● TO BE DONE: Return the listing below unchanged, minus its pictures.

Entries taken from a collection
#####

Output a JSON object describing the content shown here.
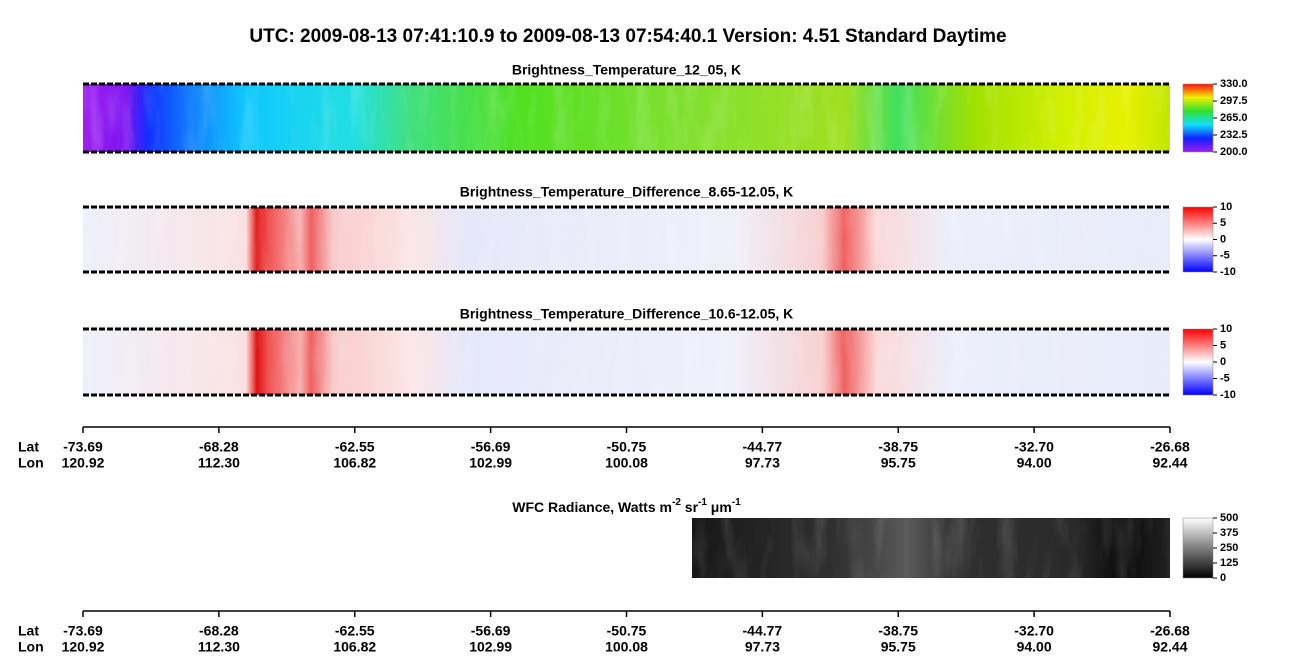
{
  "title": "UTC:  2009-08-13   07:41:10.9  to  2009-08-13   07:54:40.1    Version: 4.51  Standard Daytime",
  "panels": [
    {
      "title": "Brightness_Temperature_12_05, K",
      "colormap": "rainbow",
      "colorbar": {
        "lim": [
          200,
          330
        ],
        "ticks": [
          {
            "value": 330,
            "label": "330.0"
          },
          {
            "value": 297.5,
            "label": "297.5"
          },
          {
            "value": 265,
            "label": "265.0"
          },
          {
            "value": 232.5,
            "label": "232.5"
          },
          {
            "value": 200,
            "label": "200.0"
          }
        ]
      }
    },
    {
      "title": "Brightness_Temperature_Difference_8.65-12.05, K",
      "colormap": "diff",
      "colorbar": {
        "lim": [
          -10,
          10
        ],
        "ticks": [
          10,
          5,
          0,
          -5,
          -10
        ]
      }
    },
    {
      "title": "Brightness_Temperature_Difference_10.6-12.05, K",
      "colormap": "diff",
      "colorbar": {
        "lim": [
          -10,
          10
        ],
        "ticks": [
          10,
          5,
          0,
          -5,
          -10
        ]
      }
    }
  ],
  "wfc": {
    "title": [
      "WFC Radiance, Watts m",
      "-2",
      " sr",
      "-1",
      " μm",
      "-1"
    ],
    "colorbar": {
      "lim": [
        0,
        500
      ],
      "ticks": [
        500,
        375,
        250,
        125,
        0
      ]
    }
  },
  "axis": {
    "lat_label": "Lat",
    "lon_label": "Lon",
    "lat": [
      -73.69,
      -68.28,
      -62.55,
      -56.69,
      -50.75,
      -44.77,
      -38.75,
      -32.7,
      -26.68
    ],
    "lon": [
      120.92,
      112.3,
      106.82,
      102.99,
      100.08,
      97.73,
      95.75,
      94.0,
      92.44
    ]
  }
}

#####

● FINISHED EXERCISE:
Output a JSON object describing the content shown here.
{
  "title": "UTC:  2009-08-13   07:41:10.9  to  2009-08-13   07:54:40.1    Version: 4.51  Standard Daytime",
  "panels": [
    {
      "title": "Brightness_Temperature_12_05, K",
      "colormap": "rainbow",
      "colorbar": {
        "lim": [
          200,
          330
        ],
        "ticks": [
          {
            "value": 330,
            "label": "330.0"
          },
          {
            "value": 297.5,
            "label": "297.5"
          },
          {
            "value": 265,
            "label": "265.0"
          },
          {
            "value": 232.5,
            "label": "232.5"
          },
          {
            "value": 200,
            "label": "200.0"
          }
        ]
      }
    },
    {
      "title": "Brightness_Temperature_Difference_8.65-12.05, K",
      "colormap": "diff",
      "colorbar": {
        "lim": [
          -10,
          10
        ],
        "ticks": [
          10,
          5,
          0,
          -5,
          -10
        ]
      }
    },
    {
      "title": "Brightness_Temperature_Difference_10.6-12.05, K",
      "colormap": "diff",
      "colorbar": {
        "lim": [
          -10,
          10
        ],
        "ticks": [
          10,
          5,
          0,
          -5,
          -10
        ]
      }
    }
  ],
  "wfc": {
    "title": [
      "WFC Radiance, Watts m",
      "-2",
      " sr",
      "-1",
      " μm",
      "-1"
    ],
    "colorbar": {
      "lim": [
        0,
        500
      ],
      "ticks": [
        500,
        375,
        250,
        125,
        0
      ]
    }
  },
  "axis": {
    "lat_label": "Lat",
    "lon_label": "Lon",
    "lat": [
      -73.69,
      -68.28,
      -62.55,
      -56.69,
      -50.75,
      -44.77,
      -38.75,
      -32.7,
      -26.68
    ],
    "lon": [
      120.92,
      112.3,
      106.82,
      102.99,
      100.08,
      97.73,
      95.75,
      94.0,
      92.44
    ]
  }
}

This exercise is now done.